Assignment
Every line of the material is to be returned verbatim. Pictures stay out.

Data to process
********

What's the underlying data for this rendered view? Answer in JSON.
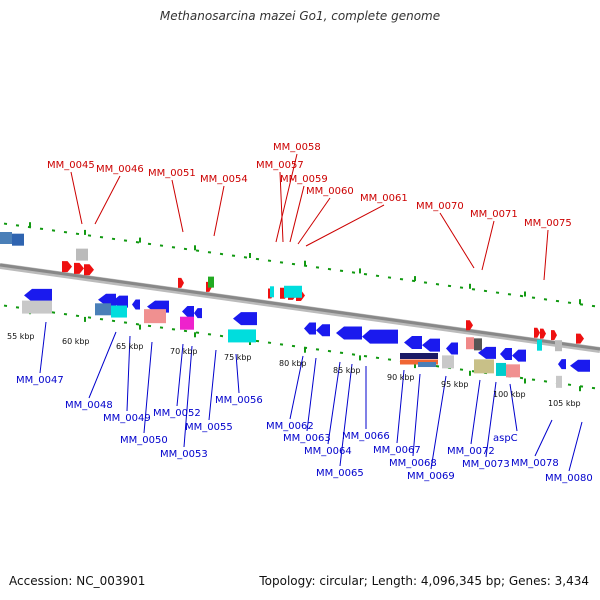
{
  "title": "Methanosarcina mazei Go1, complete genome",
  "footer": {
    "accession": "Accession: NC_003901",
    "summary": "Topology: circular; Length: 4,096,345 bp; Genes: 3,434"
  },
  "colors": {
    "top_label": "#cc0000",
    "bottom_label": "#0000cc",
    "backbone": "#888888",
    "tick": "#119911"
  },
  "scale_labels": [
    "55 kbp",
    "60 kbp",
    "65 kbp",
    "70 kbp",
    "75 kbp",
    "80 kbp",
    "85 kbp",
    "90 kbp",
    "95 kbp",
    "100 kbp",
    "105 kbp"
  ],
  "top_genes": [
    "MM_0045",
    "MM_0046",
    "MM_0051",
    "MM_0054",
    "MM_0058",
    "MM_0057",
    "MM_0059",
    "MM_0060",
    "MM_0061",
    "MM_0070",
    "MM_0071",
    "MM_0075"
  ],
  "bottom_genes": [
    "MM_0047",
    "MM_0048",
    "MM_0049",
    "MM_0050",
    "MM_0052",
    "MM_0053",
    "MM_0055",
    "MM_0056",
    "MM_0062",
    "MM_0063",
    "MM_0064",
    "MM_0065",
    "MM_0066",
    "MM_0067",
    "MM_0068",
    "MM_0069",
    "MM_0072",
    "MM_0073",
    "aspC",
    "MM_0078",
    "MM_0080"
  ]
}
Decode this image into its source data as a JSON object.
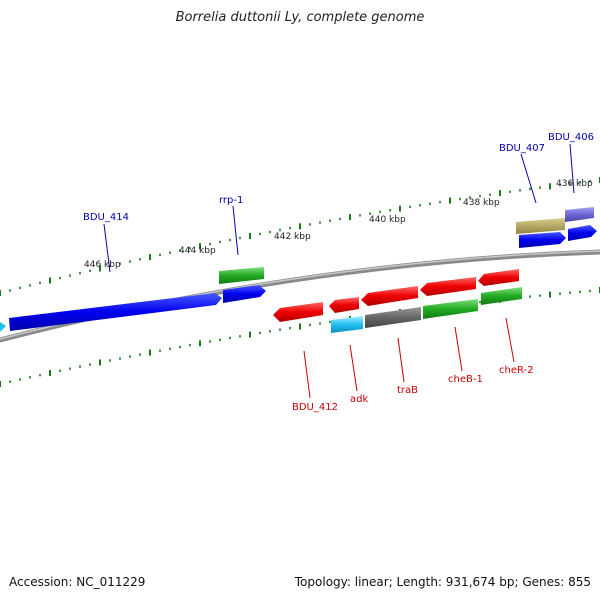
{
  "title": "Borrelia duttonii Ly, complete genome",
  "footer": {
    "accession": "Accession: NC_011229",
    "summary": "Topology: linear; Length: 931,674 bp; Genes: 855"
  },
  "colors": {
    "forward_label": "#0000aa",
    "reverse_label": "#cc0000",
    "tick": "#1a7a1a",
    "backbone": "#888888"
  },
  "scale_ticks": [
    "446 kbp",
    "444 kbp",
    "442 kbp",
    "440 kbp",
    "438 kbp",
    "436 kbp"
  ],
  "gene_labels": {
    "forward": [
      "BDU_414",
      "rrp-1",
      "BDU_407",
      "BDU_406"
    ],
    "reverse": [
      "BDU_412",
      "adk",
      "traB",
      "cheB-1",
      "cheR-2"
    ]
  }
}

********

Response
What's the underlying data for this rendered view? Answer in JSON.
{
  "title": "Methanosarcina mazei Go1, complete genome",
  "footer": {
    "accession": "Accession: NC_003901",
    "summary": "Topology: circular; Length: 4,096,345 bp; Genes: 3,434"
  },
  "colors": {
    "top_label": "#cc0000",
    "bottom_label": "#0000cc",
    "backbone": "#888888",
    "tick": "#119911"
  },
  "scale_labels": [
    "55 kbp",
    "60 kbp",
    "65 kbp",
    "70 kbp",
    "75 kbp",
    "80 kbp",
    "85 kbp",
    "90 kbp",
    "95 kbp",
    "100 kbp",
    "105 kbp"
  ],
  "top_genes": [
    "MM_0045",
    "MM_0046",
    "MM_0051",
    "MM_0054",
    "MM_0058",
    "MM_0057",
    "MM_0059",
    "MM_0060",
    "MM_0061",
    "MM_0070",
    "MM_0071",
    "MM_0075"
  ],
  "bottom_genes": [
    "MM_0047",
    "MM_0048",
    "MM_0049",
    "MM_0050",
    "MM_0052",
    "MM_0053",
    "MM_0055",
    "MM_0056",
    "MM_0062",
    "MM_0063",
    "MM_0064",
    "MM_0065",
    "MM_0066",
    "MM_0067",
    "MM_0068",
    "MM_0069",
    "MM_0072",
    "MM_0073",
    "aspC",
    "MM_0078",
    "MM_0080"
  ]
}
Decode this image into its source data as a JSON object.
{
  "title": "Borrelia duttonii Ly, complete genome",
  "footer": {
    "accession": "Accession: NC_011229",
    "summary": "Topology: linear; Length: 931,674 bp; Genes: 855"
  },
  "colors": {
    "forward_label": "#0000aa",
    "reverse_label": "#cc0000",
    "tick": "#1a7a1a",
    "backbone": "#888888"
  },
  "scale_ticks": [
    "446 kbp",
    "444 kbp",
    "442 kbp",
    "440 kbp",
    "438 kbp",
    "436 kbp"
  ],
  "gene_labels": {
    "forward": [
      "BDU_414",
      "rrp-1",
      "BDU_407",
      "BDU_406"
    ],
    "reverse": [
      "BDU_412",
      "adk",
      "traB",
      "cheB-1",
      "cheR-2"
    ]
  }
}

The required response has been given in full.